Convert every line of the material below into a JSON list of strings, one string per line, leaving out blank lines and the pictures.

┌──

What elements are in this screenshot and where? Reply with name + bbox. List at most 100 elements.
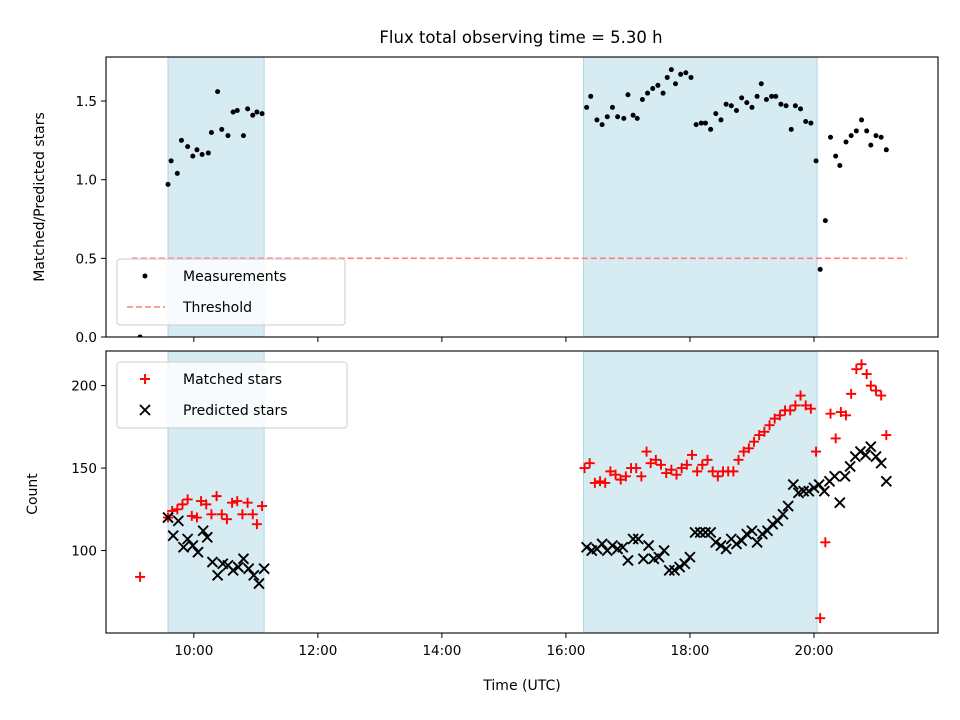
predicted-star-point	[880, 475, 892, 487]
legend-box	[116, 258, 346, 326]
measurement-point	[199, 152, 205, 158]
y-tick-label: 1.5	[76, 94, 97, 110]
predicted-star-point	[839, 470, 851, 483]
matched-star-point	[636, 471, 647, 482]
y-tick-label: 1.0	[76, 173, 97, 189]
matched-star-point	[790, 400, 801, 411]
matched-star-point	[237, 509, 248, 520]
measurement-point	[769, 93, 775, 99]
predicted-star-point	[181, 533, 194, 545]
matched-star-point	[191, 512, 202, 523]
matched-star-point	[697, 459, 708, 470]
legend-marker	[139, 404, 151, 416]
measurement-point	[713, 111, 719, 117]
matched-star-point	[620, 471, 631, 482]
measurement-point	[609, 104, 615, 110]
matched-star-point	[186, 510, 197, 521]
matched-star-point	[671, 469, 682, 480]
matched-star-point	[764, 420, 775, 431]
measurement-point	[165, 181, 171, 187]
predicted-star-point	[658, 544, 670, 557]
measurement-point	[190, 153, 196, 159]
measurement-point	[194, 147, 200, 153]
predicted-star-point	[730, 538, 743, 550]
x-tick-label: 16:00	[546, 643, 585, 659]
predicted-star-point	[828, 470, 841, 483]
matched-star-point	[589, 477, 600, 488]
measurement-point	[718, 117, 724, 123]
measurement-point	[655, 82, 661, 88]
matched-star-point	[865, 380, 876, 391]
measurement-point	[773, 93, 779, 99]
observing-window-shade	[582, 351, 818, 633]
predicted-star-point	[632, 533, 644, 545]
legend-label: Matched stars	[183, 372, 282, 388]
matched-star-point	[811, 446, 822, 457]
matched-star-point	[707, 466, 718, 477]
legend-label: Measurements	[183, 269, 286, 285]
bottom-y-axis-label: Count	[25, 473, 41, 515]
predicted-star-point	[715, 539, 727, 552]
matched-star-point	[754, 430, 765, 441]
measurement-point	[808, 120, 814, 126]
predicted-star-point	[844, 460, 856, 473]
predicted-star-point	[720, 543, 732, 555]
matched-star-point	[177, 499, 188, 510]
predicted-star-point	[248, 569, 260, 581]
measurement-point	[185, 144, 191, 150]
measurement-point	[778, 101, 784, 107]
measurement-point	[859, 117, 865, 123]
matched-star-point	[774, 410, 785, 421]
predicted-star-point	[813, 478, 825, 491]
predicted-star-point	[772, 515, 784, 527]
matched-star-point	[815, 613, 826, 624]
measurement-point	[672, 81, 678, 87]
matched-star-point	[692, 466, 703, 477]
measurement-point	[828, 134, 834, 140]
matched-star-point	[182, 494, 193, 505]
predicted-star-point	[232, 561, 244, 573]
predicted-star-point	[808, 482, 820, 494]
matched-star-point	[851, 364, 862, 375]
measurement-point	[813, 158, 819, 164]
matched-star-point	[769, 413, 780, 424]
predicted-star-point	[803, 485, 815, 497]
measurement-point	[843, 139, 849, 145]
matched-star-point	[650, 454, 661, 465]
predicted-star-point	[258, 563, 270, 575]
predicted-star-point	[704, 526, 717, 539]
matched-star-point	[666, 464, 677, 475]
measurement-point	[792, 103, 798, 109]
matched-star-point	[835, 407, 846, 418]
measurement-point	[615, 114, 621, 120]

└──

*Result of this task*.
[
  "What elements are in this screenshot and where? Reply with name + bbox. List at most 100 elements.",
  "predicted-star-point\t[880, 475, 892, 487]",
  "legend-box\t[116, 258, 346, 326]",
  "measurement-point\t[199, 152, 205, 158]",
  "y-tick-label: 1.5\t[76, 94, 97, 110]",
  "predicted-star-point\t[839, 470, 851, 483]",
  "matched-star-point\t[636, 471, 647, 482]",
  "y-tick-label: 1.0\t[76, 173, 97, 189]",
  "matched-star-point\t[790, 400, 801, 411]",
  "matched-star-point\t[237, 509, 248, 520]",
  "measurement-point\t[769, 93, 775, 99]",
  "predicted-star-point\t[181, 533, 194, 545]",
  "matched-star-point\t[191, 512, 202, 523]",
  "matched-star-point\t[697, 459, 708, 470]",
  "legend-marker\t[139, 404, 151, 416]",
  "measurement-point\t[713, 111, 719, 117]",
  "matched-star-point\t[620, 471, 631, 482]",
  "measurement-point\t[609, 104, 615, 110]",
  "matched-star-point\t[186, 510, 197, 521]",
  "matched-star-point\t[671, 469, 682, 480]",
  "matched-star-point\t[764, 420, 775, 431]",
  "measurement-point\t[165, 181, 171, 187]",
  "predicted-star-point\t[658, 544, 670, 557]",
  "measurement-point\t[190, 153, 196, 159]",
  "measurement-point\t[194, 147, 200, 153]",
  "predicted-star-point\t[730, 538, 743, 550]",
  "x-tick-label: 16:00\t[546, 643, 585, 659]",
  "predicted-star-point\t[828, 470, 841, 483]",
  "matched-star-point\t[589, 477, 600, 488]",
  "measurement-point\t[718, 117, 724, 123]",
  "measurement-point\t[655, 82, 661, 88]",
  "matched-star-point\t[865, 380, 876, 391]",
  "measurement-point\t[773, 93, 779, 99]",
  "observing-window-shade\t[582, 351, 818, 633]",
  "predicted-star-point\t[632, 533, 644, 545]",
  "legend-label: Matched stars\t[183, 372, 282, 388]",
  "matched-star-point\t[811, 446, 822, 457]",
  "matched-star-point\t[707, 466, 718, 477]",
  "legend-label: Measurements\t[183, 269, 286, 285]",
  "bottom-y-axis-label: Count\t[25, 473, 41, 515]",
  "predicted-star-point\t[715, 539, 727, 552]",
  "matched-star-point\t[754, 430, 765, 441]",
  "measurement-point\t[808, 120, 814, 126]",
  "predicted-star-point\t[844, 460, 856, 473]",
  "predicted-star-point\t[720, 543, 732, 555]",
  "matched-star-point\t[177, 499, 188, 510]",
  "predicted-star-point\t[248, 569, 260, 581]",
  "measurement-point\t[185, 144, 191, 150]",
  "measurement-point\t[778, 101, 784, 107]",
  "measurement-point\t[859, 117, 865, 123]",
  "matched-star-point\t[774, 410, 785, 421]",
  "predicted-star-point\t[813, 478, 825, 491]",
  "predicted-star-point\t[772, 515, 784, 527]",
  "matched-star-point\t[815, 613, 826, 624]",
  "measurement-point\t[672, 81, 678, 87]",
  "matched-star-point\t[692, 466, 703, 477]",
  "measurement-point\t[828, 134, 834, 140]",
  "matched-star-point\t[182, 494, 193, 505]",
  "predicted-star-point\t[232, 561, 244, 573]",
  "predicted-star-point\t[808, 482, 820, 494]",
  "matched-star-point\t[851, 364, 862, 375]",
  "measurement-point\t[813, 158, 819, 164]",
  "matched-star-point\t[769, 413, 780, 424]",
  "predicted-star-point\t[803, 485, 815, 497]",
  "measurement-point\t[843, 139, 849, 145]",
  "matched-star-point\t[650, 454, 661, 465]",
  "predicted-star-point\t[258, 563, 270, 575]",
  "predicted-star-point\t[704, 526, 717, 539]",
  "matched-star-point\t[666, 464, 677, 475]",
  "measurement-point\t[792, 103, 798, 109]",
  "matched-star-point\t[835, 407, 846, 418]",
  "measurement-point\t[615, 114, 621, 120]"
]